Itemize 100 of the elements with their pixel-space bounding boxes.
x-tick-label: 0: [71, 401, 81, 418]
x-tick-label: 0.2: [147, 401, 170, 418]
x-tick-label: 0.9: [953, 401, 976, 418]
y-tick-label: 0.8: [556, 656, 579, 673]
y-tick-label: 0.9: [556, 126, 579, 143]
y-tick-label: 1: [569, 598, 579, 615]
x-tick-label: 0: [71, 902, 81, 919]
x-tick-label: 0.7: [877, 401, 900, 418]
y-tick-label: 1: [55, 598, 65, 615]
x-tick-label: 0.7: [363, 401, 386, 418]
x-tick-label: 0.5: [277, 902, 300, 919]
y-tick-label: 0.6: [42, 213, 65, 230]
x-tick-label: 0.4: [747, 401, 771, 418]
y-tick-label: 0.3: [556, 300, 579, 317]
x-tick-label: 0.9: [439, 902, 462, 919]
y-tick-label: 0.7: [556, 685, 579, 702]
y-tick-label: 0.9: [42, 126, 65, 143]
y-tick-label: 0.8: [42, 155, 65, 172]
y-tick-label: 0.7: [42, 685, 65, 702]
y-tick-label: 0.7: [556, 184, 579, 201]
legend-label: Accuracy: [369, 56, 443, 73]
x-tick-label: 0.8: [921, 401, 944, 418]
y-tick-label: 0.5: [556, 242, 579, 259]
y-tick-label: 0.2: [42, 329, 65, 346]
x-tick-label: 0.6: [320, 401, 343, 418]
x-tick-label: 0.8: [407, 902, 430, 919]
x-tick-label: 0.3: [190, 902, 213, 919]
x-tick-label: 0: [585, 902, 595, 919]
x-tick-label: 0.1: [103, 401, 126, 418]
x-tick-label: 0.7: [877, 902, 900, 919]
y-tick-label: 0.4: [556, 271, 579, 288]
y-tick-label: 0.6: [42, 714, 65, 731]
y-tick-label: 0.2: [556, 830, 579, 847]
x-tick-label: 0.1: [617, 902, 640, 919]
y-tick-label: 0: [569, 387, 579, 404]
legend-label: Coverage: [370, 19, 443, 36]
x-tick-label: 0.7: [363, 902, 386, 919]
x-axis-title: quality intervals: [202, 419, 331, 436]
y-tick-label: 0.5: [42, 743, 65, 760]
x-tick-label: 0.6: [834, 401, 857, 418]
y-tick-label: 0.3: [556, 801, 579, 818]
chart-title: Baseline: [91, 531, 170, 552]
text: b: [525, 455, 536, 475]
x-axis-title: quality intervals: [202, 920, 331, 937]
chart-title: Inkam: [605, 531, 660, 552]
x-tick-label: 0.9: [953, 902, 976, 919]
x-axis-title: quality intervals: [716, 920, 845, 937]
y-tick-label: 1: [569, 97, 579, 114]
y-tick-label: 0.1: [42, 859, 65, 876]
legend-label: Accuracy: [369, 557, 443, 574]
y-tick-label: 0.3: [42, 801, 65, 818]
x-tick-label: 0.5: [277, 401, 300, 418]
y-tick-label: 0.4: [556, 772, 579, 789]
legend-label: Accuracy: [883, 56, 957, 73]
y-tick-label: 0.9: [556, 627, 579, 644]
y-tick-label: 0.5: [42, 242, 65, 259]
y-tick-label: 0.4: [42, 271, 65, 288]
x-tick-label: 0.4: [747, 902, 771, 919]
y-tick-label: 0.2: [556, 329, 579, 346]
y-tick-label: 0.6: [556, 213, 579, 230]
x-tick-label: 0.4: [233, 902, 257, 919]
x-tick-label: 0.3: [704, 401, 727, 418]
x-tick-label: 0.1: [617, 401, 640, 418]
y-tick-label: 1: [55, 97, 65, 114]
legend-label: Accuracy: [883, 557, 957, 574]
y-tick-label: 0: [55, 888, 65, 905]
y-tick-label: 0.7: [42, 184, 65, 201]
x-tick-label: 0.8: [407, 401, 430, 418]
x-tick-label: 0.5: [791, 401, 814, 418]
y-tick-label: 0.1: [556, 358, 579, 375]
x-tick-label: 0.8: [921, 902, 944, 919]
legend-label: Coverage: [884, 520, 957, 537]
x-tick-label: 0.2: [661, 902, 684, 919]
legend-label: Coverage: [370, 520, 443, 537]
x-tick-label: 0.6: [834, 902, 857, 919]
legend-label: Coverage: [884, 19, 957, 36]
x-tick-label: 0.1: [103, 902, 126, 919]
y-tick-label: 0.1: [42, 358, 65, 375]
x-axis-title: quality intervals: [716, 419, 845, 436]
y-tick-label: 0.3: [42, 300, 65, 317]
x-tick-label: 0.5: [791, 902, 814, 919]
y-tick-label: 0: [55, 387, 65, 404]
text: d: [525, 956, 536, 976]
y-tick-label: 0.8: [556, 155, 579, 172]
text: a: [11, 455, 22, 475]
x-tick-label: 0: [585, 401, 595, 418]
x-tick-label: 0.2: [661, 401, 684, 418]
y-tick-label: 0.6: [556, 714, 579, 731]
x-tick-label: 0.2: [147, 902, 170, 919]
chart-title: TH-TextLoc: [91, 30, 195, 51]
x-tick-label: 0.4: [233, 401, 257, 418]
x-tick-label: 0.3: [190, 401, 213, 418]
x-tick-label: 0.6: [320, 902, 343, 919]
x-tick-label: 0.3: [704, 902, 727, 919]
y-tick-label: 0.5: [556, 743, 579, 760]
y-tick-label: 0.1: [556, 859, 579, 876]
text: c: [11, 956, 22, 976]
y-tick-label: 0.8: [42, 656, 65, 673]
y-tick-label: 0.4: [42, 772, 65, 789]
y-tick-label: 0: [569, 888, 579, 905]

------------------------------------------------------------------------

Aim of the task |
Please copy the records above line for line, without changes, from the very first line down to and including the line containing "x-tick-label: 0: [585, 902, 595, 919]".

Solution |
Itemize 100 of the elements with their pixel-space bounding boxes.
x-tick-label: 0: [71, 401, 81, 418]
x-tick-label: 0.2: [147, 401, 170, 418]
x-tick-label: 0.9: [953, 401, 976, 418]
y-tick-label: 0.8: [556, 656, 579, 673]
y-tick-label: 0.9: [556, 126, 579, 143]
y-tick-label: 1: [569, 598, 579, 615]
x-tick-label: 0: [71, 902, 81, 919]
x-tick-label: 0.7: [877, 401, 900, 418]
y-tick-label: 1: [55, 598, 65, 615]
x-tick-label: 0.7: [363, 401, 386, 418]
x-tick-label: 0.5: [277, 902, 300, 919]
y-tick-label: 0.6: [42, 213, 65, 230]
x-tick-label: 0.4: [747, 401, 771, 418]
y-tick-label: 0.3: [556, 300, 579, 317]
x-tick-label: 0.9: [439, 902, 462, 919]
y-tick-label: 0.7: [556, 685, 579, 702]
y-tick-label: 0.9: [42, 126, 65, 143]
y-tick-label: 0.8: [42, 155, 65, 172]
y-tick-label: 0.7: [42, 685, 65, 702]
y-tick-label: 0.7: [556, 184, 579, 201]
legend-label: Accuracy: [369, 56, 443, 73]
x-tick-label: 0.8: [921, 401, 944, 418]
y-tick-label: 0.5: [556, 242, 579, 259]
y-tick-label: 0.2: [42, 329, 65, 346]
x-tick-label: 0.6: [320, 401, 343, 418]
x-tick-label: 0.8: [407, 902, 430, 919]
x-tick-label: 0.3: [190, 902, 213, 919]
x-tick-label: 0: [585, 902, 595, 919]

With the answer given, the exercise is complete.